• Input records
▼

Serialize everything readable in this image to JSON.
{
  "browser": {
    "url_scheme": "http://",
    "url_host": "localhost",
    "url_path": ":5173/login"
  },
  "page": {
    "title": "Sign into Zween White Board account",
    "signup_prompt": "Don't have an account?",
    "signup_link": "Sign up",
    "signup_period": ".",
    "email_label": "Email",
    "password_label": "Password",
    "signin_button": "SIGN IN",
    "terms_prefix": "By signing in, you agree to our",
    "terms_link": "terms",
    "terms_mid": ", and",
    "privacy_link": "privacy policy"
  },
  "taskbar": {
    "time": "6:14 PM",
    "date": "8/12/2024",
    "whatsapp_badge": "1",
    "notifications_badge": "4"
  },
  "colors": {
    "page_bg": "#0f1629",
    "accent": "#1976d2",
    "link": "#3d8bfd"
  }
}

▲

• Goal
Each entry above is to be printed again exactly.

• Final answer
Serialize everything readable in this image to JSON.
{
  "browser": {
    "url_scheme": "http://",
    "url_host": "localhost",
    "url_path": ":5173/login"
  },
  "page": {
    "title": "Sign into Zween White Board account",
    "signup_prompt": "Don't have an account?",
    "signup_link": "Sign up",
    "signup_period": ".",
    "email_label": "Email",
    "password_label": "Password",
    "signin_button": "SIGN IN",
    "terms_prefix": "By signing in, you agree to our",
    "terms_link": "terms",
    "terms_mid": ", and",
    "privacy_link": "privacy policy"
  },
  "taskbar": {
    "time": "6:14 PM",
    "date": "8/12/2024",
    "whatsapp_badge": "1",
    "notifications_badge": "4"
  },
  "colors": {
    "page_bg": "#0f1629",
    "accent": "#1976d2",
    "link": "#3d8bfd"
  }
}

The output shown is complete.